[YOUR GOAL]
Reproduce every line in the listing that contains the word "социальная".

[DATA ROWS]
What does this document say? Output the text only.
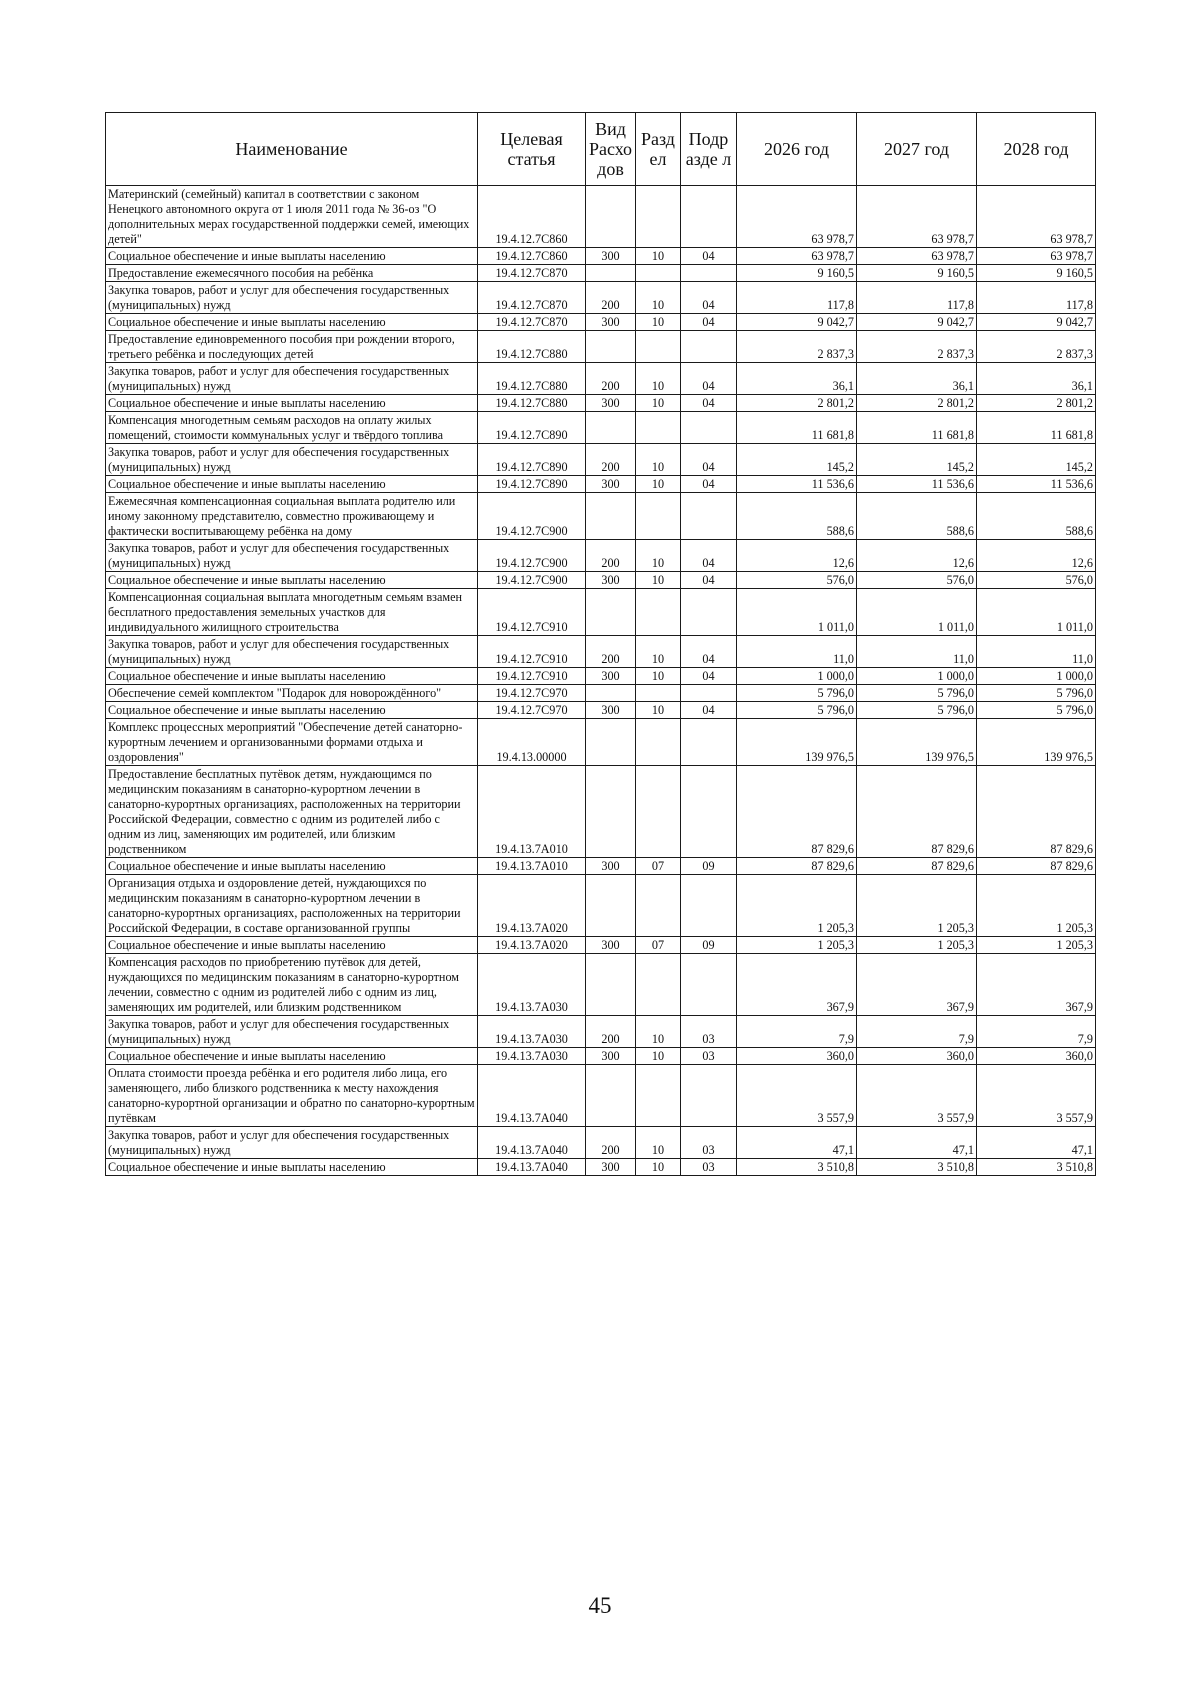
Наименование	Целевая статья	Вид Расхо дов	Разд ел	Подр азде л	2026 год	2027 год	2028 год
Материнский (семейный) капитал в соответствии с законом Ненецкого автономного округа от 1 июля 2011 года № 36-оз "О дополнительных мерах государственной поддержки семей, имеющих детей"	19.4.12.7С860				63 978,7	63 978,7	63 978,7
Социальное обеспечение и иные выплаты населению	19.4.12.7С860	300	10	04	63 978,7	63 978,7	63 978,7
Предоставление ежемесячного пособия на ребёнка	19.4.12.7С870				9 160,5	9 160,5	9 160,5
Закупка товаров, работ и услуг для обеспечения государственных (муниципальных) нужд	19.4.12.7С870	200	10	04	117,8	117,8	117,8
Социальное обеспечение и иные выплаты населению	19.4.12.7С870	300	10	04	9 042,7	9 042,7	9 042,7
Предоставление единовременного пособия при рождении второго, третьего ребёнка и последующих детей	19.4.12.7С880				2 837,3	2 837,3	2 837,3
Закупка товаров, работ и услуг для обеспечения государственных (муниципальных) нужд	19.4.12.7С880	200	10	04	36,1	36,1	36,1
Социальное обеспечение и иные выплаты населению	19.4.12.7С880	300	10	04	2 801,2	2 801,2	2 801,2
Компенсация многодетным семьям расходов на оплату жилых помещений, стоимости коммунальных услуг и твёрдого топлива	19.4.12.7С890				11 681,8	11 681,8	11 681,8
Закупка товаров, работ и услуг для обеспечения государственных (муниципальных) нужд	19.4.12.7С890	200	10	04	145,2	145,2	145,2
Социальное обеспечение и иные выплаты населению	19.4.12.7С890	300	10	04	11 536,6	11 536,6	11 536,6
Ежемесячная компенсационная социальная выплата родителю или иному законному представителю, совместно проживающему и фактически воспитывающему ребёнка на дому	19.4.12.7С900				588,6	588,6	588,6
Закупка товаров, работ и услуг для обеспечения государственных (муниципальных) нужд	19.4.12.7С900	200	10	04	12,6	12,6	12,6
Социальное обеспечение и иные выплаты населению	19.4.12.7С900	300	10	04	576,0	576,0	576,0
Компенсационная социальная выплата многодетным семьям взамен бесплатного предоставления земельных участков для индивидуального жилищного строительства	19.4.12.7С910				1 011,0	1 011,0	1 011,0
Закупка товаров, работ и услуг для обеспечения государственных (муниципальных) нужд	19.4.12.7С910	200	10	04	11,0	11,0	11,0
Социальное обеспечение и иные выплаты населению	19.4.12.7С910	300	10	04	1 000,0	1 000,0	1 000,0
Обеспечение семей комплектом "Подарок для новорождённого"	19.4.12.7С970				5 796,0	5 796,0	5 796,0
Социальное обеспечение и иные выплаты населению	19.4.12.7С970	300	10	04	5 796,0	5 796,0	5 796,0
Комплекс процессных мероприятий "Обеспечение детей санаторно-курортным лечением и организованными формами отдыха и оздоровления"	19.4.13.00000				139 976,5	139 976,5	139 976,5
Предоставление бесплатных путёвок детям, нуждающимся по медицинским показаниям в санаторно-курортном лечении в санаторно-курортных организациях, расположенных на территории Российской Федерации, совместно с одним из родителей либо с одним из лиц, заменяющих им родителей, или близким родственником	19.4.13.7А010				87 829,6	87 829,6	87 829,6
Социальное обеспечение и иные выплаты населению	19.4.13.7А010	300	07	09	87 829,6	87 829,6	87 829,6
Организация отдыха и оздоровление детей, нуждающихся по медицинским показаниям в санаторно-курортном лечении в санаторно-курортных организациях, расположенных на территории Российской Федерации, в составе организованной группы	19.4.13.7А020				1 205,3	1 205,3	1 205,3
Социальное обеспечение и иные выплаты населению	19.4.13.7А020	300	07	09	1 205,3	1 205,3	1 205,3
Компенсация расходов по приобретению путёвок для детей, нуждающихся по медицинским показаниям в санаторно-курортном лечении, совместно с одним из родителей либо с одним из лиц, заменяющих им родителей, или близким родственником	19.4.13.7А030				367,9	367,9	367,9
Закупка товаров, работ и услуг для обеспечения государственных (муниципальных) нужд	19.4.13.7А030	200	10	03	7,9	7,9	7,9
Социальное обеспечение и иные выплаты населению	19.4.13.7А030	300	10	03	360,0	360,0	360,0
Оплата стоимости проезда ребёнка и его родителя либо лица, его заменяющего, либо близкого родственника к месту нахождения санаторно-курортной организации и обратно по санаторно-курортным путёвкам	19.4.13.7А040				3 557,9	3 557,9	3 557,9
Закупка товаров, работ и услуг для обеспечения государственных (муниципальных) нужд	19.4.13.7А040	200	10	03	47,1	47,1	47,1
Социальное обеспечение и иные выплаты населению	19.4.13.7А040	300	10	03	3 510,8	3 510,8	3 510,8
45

--

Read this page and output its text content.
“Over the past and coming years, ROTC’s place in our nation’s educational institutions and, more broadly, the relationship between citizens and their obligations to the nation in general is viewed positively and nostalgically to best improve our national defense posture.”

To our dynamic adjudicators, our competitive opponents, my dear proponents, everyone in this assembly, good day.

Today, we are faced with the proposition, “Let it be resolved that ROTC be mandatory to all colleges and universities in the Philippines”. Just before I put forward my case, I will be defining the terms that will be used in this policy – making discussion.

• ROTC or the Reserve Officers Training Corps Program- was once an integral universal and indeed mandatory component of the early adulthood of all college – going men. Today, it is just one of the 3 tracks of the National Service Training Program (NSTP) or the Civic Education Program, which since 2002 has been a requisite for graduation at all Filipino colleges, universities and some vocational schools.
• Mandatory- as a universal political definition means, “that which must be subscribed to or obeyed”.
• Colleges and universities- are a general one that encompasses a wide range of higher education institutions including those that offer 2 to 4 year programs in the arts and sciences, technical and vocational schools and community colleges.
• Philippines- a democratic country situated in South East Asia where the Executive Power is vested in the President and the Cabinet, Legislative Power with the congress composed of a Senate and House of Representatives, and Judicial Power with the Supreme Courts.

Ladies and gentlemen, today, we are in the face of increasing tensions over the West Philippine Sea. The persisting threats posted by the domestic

[IN RESPONSE]
Ежемесячная компенсационная социальная выплата родителю или иному законному представителю, совместно проживающему и фактически воспитывающему ребёнка на дому	19.4.12.7С900				588,6	588,6	588,6
Компенсационная социальная выплата многодетным семьям взамен бесплатного предоставления земельных участков для индивидуального жилищного строительства	19.4.12.7С910				1 011,0	1 011,0	1 011,0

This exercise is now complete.